— BEGIN INFORMATION SHOWN —
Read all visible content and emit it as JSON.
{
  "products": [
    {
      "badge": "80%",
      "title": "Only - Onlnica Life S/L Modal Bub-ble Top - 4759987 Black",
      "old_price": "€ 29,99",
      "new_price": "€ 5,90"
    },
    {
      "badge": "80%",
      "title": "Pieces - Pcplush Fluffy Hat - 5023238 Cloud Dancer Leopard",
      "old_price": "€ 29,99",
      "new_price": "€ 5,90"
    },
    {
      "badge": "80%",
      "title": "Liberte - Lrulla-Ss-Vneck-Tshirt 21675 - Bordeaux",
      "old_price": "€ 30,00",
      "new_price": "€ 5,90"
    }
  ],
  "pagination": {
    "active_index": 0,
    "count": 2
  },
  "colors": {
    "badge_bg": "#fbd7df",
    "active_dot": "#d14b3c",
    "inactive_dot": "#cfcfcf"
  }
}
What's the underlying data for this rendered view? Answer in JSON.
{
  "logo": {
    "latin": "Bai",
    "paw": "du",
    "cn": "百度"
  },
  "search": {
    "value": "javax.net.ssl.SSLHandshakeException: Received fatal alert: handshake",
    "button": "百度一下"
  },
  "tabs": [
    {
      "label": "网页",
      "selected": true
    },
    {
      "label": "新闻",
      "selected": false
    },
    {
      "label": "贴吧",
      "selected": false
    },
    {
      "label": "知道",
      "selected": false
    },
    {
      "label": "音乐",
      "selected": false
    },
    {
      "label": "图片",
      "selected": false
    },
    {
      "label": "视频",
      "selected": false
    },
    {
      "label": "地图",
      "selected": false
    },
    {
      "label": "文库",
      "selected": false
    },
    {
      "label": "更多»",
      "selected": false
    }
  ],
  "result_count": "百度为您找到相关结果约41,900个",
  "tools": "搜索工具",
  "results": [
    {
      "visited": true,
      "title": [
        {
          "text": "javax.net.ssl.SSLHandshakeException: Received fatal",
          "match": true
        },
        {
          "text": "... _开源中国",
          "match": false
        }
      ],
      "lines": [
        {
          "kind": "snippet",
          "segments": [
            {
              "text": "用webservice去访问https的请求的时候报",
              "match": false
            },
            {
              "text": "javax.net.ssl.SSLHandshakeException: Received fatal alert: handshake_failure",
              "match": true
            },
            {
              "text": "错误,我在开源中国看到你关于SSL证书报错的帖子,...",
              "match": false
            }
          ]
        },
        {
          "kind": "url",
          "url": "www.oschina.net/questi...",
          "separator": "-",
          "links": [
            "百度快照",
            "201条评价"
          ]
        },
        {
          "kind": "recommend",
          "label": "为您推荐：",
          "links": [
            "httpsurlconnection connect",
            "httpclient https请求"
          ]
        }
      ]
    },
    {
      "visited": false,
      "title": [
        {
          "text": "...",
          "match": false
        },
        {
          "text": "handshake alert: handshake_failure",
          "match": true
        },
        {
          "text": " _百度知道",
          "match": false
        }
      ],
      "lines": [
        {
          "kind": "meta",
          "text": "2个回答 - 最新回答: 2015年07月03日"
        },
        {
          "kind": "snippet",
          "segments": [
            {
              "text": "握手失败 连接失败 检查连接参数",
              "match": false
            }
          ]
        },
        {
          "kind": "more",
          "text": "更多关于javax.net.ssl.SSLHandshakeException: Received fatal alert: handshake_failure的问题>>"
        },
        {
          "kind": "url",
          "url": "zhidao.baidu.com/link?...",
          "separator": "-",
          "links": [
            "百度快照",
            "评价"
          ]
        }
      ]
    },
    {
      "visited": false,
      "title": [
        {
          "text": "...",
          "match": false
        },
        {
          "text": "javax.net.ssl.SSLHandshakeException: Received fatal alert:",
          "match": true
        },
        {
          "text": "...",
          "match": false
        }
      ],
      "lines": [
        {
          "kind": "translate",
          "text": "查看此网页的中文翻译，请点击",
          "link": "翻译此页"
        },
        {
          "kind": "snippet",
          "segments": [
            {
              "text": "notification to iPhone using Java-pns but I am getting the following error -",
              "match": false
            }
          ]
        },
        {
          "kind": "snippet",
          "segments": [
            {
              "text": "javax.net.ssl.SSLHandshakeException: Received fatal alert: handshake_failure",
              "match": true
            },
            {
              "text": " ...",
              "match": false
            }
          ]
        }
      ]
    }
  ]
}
— END INFORMATION SHOWN —
▸ EXERCISE GOAL
Scan the data above and copy every line with "JSON" in it.

▸ EXERCISE OUTPUT
Read all visible content and emit it as JSON.
What's the underlying data for this rendered view? Answer in JSON.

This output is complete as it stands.